_Data entries:_
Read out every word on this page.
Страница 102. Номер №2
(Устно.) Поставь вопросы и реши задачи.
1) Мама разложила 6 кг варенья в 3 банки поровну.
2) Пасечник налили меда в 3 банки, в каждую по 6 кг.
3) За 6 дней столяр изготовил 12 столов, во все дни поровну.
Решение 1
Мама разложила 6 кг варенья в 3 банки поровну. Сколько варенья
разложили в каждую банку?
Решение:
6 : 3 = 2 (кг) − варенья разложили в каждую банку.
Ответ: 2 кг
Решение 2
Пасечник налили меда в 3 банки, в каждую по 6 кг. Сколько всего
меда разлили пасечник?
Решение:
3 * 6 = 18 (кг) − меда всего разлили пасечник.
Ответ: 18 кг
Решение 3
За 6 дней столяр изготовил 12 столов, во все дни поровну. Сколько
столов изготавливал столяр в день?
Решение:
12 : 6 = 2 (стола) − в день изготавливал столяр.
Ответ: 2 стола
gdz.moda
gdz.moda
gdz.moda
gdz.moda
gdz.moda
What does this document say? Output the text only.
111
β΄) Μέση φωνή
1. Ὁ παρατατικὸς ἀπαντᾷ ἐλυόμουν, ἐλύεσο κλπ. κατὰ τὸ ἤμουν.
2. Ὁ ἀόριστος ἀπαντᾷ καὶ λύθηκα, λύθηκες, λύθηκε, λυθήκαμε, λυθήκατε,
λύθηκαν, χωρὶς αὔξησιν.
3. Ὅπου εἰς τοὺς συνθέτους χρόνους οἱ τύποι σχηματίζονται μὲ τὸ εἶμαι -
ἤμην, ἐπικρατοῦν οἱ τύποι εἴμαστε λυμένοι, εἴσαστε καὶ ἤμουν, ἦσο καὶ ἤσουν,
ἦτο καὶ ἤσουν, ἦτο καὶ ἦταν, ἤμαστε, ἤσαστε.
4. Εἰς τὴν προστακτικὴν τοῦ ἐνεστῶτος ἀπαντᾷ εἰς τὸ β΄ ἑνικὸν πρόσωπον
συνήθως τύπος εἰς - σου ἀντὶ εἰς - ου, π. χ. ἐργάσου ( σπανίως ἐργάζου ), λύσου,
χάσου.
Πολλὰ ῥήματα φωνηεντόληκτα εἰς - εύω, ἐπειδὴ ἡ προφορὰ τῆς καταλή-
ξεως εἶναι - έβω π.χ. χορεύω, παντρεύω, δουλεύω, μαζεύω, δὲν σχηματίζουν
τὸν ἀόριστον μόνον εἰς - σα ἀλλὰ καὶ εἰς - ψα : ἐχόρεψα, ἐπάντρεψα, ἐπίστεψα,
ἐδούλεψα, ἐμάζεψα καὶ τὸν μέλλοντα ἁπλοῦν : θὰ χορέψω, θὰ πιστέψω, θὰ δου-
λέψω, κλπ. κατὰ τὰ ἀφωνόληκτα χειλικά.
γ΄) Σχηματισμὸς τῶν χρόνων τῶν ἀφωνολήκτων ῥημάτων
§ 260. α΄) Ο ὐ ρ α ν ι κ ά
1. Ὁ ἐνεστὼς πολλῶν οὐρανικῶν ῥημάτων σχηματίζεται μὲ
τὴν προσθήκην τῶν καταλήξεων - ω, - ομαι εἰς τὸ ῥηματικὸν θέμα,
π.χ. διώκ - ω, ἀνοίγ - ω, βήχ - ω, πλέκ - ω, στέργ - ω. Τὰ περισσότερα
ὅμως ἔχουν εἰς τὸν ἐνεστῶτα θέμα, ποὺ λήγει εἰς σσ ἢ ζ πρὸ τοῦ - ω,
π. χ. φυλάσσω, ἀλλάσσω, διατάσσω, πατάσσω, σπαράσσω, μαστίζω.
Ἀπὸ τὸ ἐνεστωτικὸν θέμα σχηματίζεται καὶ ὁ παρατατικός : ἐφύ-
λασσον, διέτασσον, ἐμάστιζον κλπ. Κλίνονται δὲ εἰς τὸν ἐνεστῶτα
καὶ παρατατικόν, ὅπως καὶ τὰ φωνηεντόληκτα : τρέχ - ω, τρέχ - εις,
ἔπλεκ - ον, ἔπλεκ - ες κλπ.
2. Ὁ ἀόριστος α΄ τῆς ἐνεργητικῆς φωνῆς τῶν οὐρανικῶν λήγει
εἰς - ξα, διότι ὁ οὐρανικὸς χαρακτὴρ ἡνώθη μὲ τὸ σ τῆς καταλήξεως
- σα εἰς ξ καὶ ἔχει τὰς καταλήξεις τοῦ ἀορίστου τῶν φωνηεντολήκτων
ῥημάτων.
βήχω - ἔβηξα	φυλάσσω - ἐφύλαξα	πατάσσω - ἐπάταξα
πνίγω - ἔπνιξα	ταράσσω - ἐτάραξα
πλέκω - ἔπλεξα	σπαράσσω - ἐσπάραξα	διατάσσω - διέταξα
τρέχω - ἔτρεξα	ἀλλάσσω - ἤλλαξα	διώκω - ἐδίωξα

_WRITTEN INSTRUCTION:_ From the records above, extract every entry exactly as given.

_RESULT:_
Read out every word on this page.
Страница 102. Номер №2
(Устно.) Поставь вопросы и реши задачи.
1) Мама разложила 6 кг варенья в 3 банки поровну.
2) Пасечник налили меда в 3 банки, в каждую по 6 кг.
3) За 6 дней столяр изготовил 12 столов, во все дни поровну.
Решение 1
Мама разложила 6 кг варенья в 3 банки поровну. Сколько варенья
разложили в каждую банку?
Решение:
6 : 3 = 2 (кг) − варенья разложили в каждую банку.
Ответ: 2 кг
Решение 2
Пасечник налили меда в 3 банки, в каждую по 6 кг. Сколько всего
меда разлили пасечник?
Решение:
3 * 6 = 18 (кг) − меда всего разлили пасечник.
Ответ: 18 кг
Решение 3
За 6 дней столяр изготовил 12 столов, во все дни поровну. Сколько
столов изготавливал столяр в день?
Решение:
12 : 6 = 2 (стола) − в день изготавливал столяр.
Ответ: 2 стола
gdz.moda
gdz.moda
gdz.moda
gdz.moda
gdz.moda
What does this document say? Output the text only.
111
β΄) Μέση φωνή
1. Ὁ παρατατικὸς ἀπαντᾷ ἐλυόμουν, ἐλύεσο κλπ. κατὰ τὸ ἤμουν.
2. Ὁ ἀόριστος ἀπαντᾷ καὶ λύθηκα, λύθηκες, λύθηκε, λυθήκαμε, λυθήκατε,
λύθηκαν, χωρὶς αὔξησιν.
3. Ὅπου εἰς τοὺς συνθέτους χρόνους οἱ τύποι σχηματίζονται μὲ τὸ εἶμαι -
ἤμην, ἐπικρατοῦν οἱ τύποι εἴμαστε λυμένοι, εἴσαστε καὶ ἤμουν, ἦσο καὶ ἤσουν,
ἦτο καὶ ἤσουν, ἦτο καὶ ἦταν, ἤμαστε, ἤσαστε.
4. Εἰς τὴν προστακτικὴν τοῦ ἐνεστῶτος ἀπαντᾷ εἰς τὸ β΄ ἑνικὸν πρόσωπον
συνήθως τύπος εἰς - σου ἀντὶ εἰς - ου, π. χ. ἐργάσου ( σπανίως ἐργάζου ), λύσου,
χάσου.
Πολλὰ ῥήματα φωνηεντόληκτα εἰς - εύω, ἐπειδὴ ἡ προφορὰ τῆς καταλή-
ξεως εἶναι - έβω π.χ. χορεύω, παντρεύω, δουλεύω, μαζεύω, δὲν σχηματίζουν
τὸν ἀόριστον μόνον εἰς - σα ἀλλὰ καὶ εἰς - ψα : ἐχόρεψα, ἐπάντρεψα, ἐπίστεψα,
ἐδούλεψα, ἐμάζεψα καὶ τὸν μέλλοντα ἁπλοῦν : θὰ χορέψω, θὰ πιστέψω, θὰ δου-
λέψω, κλπ. κατὰ τὰ ἀφωνόληκτα χειλικά.
γ΄) Σχηματισμὸς τῶν χρόνων τῶν ἀφωνολήκτων ῥημάτων
§ 260. α΄) Ο ὐ ρ α ν ι κ ά
1. Ὁ ἐνεστὼς πολλῶν οὐρανικῶν ῥημάτων σχηματίζεται μὲ
τὴν προσθήκην τῶν καταλήξεων - ω, - ομαι εἰς τὸ ῥηματικὸν θέμα,
π.χ. διώκ - ω, ἀνοίγ - ω, βήχ - ω, πλέκ - ω, στέργ - ω. Τὰ περισσότερα
ὅμως ἔχουν εἰς τὸν ἐνεστῶτα θέμα, ποὺ λήγει εἰς σσ ἢ ζ πρὸ τοῦ - ω,
π. χ. φυλάσσω, ἀλλάσσω, διατάσσω, πατάσσω, σπαράσσω, μαστίζω.
Ἀπὸ τὸ ἐνεστωτικὸν θέμα σχηματίζεται καὶ ὁ παρατατικός : ἐφύ-
λασσον, διέτασσον, ἐμάστιζον κλπ. Κλίνονται δὲ εἰς τὸν ἐνεστῶτα
καὶ παρατατικόν, ὅπως καὶ τὰ φωνηεντόληκτα : τρέχ - ω, τρέχ - εις,
ἔπλεκ - ον, ἔπλεκ - ες κλπ.
2. Ὁ ἀόριστος α΄ τῆς ἐνεργητικῆς φωνῆς τῶν οὐρανικῶν λήγει
εἰς - ξα, διότι ὁ οὐρανικὸς χαρακτὴρ ἡνώθη μὲ τὸ σ τῆς καταλήξεως
- σα εἰς ξ καὶ ἔχει τὰς καταλήξεις τοῦ ἀορίστου τῶν φωνηεντολήκτων
ῥημάτων.
βήχω - ἔβηξα	φυλάσσω - ἐφύλαξα	πατάσσω - ἐπάταξα
πνίγω - ἔπνιξα	ταράσσω - ἐτάραξα
πλέκω - ἔπλεξα	σπαράσσω - ἐσπάραξα	διατάσσω - διέταξα
τρέχω - ἔτρεξα	ἀλλάσσω - ἤλλαξα	διώκω - ἐδίωξα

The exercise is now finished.